**Required task:**
Below, find each line holding "this" and state how many there are, using the number alone.

**Dataset:**
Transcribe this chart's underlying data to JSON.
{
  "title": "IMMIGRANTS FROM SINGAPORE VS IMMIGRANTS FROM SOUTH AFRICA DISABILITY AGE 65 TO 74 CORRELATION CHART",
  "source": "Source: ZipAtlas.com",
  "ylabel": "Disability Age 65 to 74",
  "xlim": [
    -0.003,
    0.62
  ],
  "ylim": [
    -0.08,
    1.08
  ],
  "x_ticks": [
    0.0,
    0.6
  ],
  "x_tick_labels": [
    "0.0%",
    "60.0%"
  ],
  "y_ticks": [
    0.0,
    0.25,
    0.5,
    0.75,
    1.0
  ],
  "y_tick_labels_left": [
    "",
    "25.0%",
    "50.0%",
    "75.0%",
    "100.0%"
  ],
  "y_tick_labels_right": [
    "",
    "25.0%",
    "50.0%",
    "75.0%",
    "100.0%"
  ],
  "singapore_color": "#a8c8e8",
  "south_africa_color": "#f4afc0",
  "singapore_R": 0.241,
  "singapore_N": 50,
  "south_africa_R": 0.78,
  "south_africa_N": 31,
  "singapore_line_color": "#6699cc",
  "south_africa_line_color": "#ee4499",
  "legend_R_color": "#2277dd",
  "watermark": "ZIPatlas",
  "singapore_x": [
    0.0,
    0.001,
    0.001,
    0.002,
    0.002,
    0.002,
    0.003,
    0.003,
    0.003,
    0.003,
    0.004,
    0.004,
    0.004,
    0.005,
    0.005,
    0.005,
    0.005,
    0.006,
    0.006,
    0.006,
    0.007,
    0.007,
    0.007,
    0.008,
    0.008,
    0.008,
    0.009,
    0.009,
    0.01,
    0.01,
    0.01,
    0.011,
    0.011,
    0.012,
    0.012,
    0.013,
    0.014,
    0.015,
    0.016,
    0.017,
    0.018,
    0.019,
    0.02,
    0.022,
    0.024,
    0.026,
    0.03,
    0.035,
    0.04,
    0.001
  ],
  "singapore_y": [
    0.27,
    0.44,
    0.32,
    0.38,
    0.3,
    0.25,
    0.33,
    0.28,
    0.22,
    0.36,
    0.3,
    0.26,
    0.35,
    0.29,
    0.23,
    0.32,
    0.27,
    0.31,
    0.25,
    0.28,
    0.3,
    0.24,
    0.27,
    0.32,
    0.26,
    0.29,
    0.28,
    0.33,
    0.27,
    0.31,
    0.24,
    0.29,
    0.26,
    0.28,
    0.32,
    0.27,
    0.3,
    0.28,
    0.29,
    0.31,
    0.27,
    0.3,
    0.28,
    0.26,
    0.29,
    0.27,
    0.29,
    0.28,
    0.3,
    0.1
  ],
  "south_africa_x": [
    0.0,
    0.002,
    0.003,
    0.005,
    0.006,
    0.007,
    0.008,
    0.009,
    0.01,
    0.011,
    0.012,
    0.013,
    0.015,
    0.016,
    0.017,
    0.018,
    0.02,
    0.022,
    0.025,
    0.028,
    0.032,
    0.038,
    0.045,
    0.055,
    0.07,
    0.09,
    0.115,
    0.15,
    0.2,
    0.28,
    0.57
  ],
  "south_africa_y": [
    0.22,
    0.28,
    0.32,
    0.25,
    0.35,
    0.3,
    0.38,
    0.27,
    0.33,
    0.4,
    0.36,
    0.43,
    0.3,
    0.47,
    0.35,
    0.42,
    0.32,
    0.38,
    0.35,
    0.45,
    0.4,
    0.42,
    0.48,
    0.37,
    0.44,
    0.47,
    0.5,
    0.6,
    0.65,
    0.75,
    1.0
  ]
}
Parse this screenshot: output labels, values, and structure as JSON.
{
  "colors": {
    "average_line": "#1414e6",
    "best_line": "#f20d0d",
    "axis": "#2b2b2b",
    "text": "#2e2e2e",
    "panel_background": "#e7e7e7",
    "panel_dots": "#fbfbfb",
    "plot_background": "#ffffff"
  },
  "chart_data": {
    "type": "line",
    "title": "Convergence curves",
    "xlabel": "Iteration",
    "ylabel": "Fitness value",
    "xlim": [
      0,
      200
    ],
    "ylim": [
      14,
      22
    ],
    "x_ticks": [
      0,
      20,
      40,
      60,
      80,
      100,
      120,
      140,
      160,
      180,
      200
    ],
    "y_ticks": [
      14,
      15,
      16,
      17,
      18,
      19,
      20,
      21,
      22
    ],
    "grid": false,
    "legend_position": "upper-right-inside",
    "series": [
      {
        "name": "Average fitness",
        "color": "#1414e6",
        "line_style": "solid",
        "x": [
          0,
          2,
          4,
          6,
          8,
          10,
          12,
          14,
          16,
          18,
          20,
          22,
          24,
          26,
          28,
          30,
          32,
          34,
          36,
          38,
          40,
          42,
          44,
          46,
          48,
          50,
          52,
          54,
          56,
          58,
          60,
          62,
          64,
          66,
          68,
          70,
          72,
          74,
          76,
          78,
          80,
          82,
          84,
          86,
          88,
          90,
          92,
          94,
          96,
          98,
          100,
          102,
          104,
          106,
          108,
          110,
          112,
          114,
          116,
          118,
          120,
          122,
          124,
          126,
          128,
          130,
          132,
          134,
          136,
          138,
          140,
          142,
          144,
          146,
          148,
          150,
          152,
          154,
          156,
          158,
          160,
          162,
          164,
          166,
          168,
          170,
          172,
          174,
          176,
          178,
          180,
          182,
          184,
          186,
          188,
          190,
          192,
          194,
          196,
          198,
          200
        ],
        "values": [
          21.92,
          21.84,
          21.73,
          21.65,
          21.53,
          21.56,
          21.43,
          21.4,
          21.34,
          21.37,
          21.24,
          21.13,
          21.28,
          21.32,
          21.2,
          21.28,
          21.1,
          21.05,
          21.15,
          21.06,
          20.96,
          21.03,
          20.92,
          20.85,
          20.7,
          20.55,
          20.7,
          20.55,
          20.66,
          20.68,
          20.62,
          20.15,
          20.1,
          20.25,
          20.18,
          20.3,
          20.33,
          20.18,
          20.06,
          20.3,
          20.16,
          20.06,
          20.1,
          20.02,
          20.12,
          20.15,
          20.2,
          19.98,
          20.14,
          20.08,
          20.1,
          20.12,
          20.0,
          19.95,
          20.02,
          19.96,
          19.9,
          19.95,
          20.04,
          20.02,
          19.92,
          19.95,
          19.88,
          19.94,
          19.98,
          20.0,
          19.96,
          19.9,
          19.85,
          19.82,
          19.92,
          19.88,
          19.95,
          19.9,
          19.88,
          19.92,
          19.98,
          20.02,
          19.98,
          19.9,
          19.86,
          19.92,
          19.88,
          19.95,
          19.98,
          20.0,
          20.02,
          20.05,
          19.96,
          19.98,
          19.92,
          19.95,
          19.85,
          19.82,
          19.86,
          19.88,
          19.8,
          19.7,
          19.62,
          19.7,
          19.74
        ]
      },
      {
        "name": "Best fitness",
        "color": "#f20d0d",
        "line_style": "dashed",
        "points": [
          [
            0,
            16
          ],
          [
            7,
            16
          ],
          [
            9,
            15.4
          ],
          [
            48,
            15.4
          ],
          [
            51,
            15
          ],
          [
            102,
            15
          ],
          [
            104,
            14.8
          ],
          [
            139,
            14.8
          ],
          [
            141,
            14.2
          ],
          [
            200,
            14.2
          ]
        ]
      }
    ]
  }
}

**Expected output:**
2